┌─ Provided entries
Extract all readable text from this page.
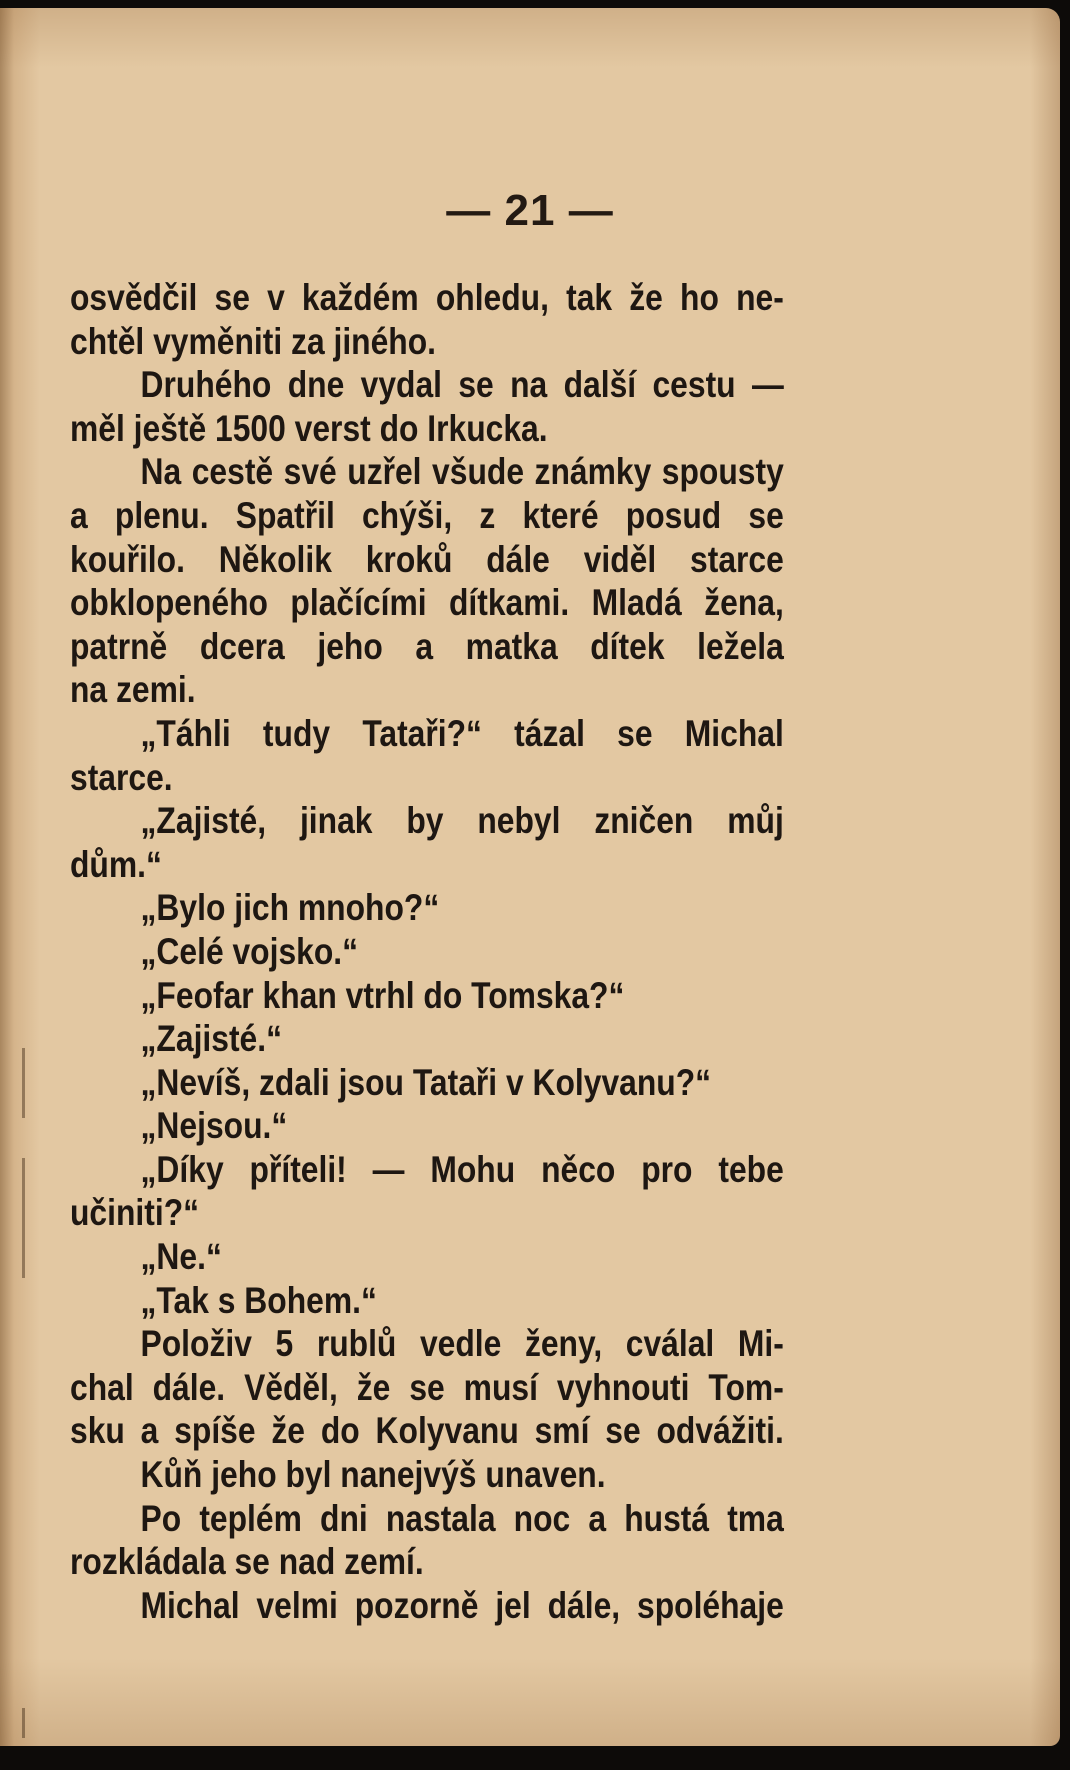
— 21 —
osvědčil se v každém ohledu, tak že ho ne-
chtěl vyměniti za jiného.
Druhého dne vydal se na další cestu —
měl ještě 1500 verst do Irkucka.
Na cestě své uzřel všude známky spousty
a plenu. Spatřil chýši, z které posud se
kouřilo. Několik kroků dále viděl starce
obklopeného plačícími dítkami. Mladá žena,
patrně dcera jeho a matka dítek ležela
na zemi.
„Táhli tudy Tataři?“ tázal se Michal
starce.
„Zajisté, jinak by nebyl zničen můj
dům.“
„Bylo jich mnoho?“
„Celé vojsko.“
„Feofar khan vtrhl do Tomska?“
„Zajisté.“
„Nevíš, zdali jsou Tataři v Kolyvanu?“
„Nejsou.“
„Díky příteli! — Mohu něco pro tebe
učiniti?“
„Ne.“
„Tak s Bohem.“
Položiv 5 rublů vedle ženy, cválal Mi-
chal dále. Věděl, že se musí vyhnouti Tom-
sku a spíše že do Kolyvanu smí se odvážiti.
Kůň jeho byl nanejvýš unaven.
Po teplém dni nastala noc a hustá tma
rozkládala se nad zemí.
Michal velmi pozorně jel dále, spoléhaje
└─
__Objective__
Set the data above down again exactly as given, with no pictures.

__Completed exercise__
Extract all readable text from this page.
— 21 —
osvědčil se v každém ohledu, tak že ho ne-
chtěl vyměniti za jiného.
Druhého dne vydal se na další cestu —
měl ještě 1500 verst do Irkucka.
Na cestě své uzřel všude známky spousty
a plenu. Spatřil chýši, z které posud se
kouřilo. Několik kroků dále viděl starce
obklopeného plačícími dítkami. Mladá žena,
patrně dcera jeho a matka dítek ležela
na zemi.
„Táhli tudy Tataři?“ tázal se Michal
starce.
„Zajisté, jinak by nebyl zničen můj
dům.“
„Bylo jich mnoho?“
„Celé vojsko.“
„Feofar khan vtrhl do Tomska?“
„Zajisté.“
„Nevíš, zdali jsou Tataři v Kolyvanu?“
„Nejsou.“
„Díky příteli! — Mohu něco pro tebe
učiniti?“
„Ne.“
„Tak s Bohem.“
Položiv 5 rublů vedle ženy, cválal Mi-
chal dále. Věděl, že se musí vyhnouti Tom-
sku a spíše že do Kolyvanu smí se odvážiti.
Kůň jeho byl nanejvýš unaven.
Po teplém dni nastala noc a hustá tma
rozkládala se nad zemí.
Michal velmi pozorně jel dále, spoléhaje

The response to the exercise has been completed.